◆ Metinden alıntı:
- - -

Erdoğan: Sayın Obama ve Sayın Putin’e teklifim budur

Cumhurbaşkanı Erdoğan, Suriye’nin kuzeyinde DAEŞ’ten temizlenen bölgelerin uçuşa yasak bölge ilan edilmesi konusunda Obama ve Putin’le görüşme halinde...

Erdoğan: Sayın Obama ve Sayın Putin’e teklifim budur
Yayınlanma:
Güncelleme:

Cumhurbaşkanı Erdoğan, Suriye’nin kuzeyinde DAEŞ’ten temizlenen bölgelerin uçuşa yasak bölge ilan edilmesi konusunda Obama ve Putin’le görüşme halinde olduğunu söyledi.

- - -

◆ Sağlanan veriler:
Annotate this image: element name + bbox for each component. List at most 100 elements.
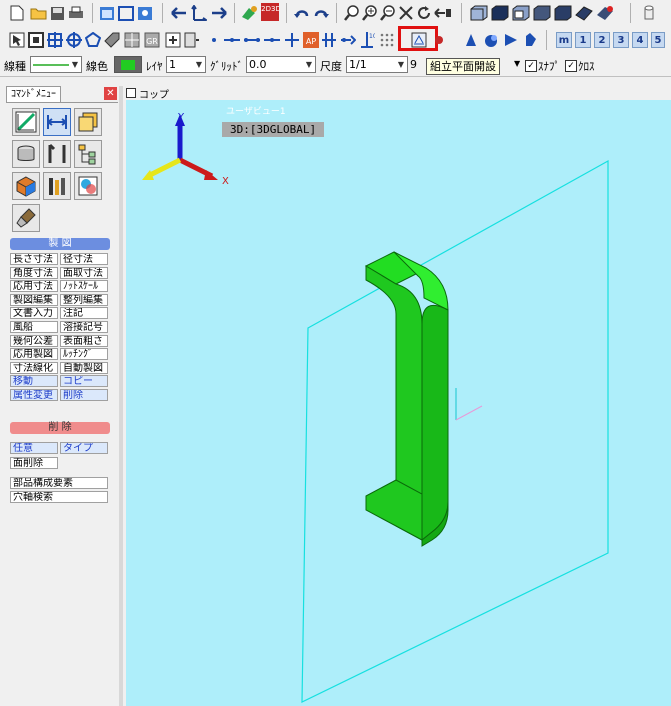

- - -

◆ Yönergeler ve şartlar:
Erdoğan'ın uçuşa yasak bölge teklifiyle ilgili haberi okuyun ve aşağıdaki ifadelerin her biri için metinle uyuşup uyuşmadığını evet ya da hayır diye belirtin. Her cevabı metindeki belirleyici sözcükleri aynen alıntılayarak destekleyin.
1. Erdoğan, Obama ve Putin'le görüşmekte olduğunu söyledi.
2. Uçuşa yasak bölge ilan edilmesi söz konusu olan yerler Suriye'nin güneyindedir.
3. Söz konusu bölgeler DAEŞ'ten temizlenmiş bölgelerdir.
Materyale başvurmanız gerekmez.

◆ Tamamlanan görev:
1. Evet: "Obama ve Putin’le görüşme halinde olduğunu söyledi"
2. Hayır: "Suriye’nin kuzeyinde"
3. Evet: "DAEŞ’ten temizlenen bölgelerin"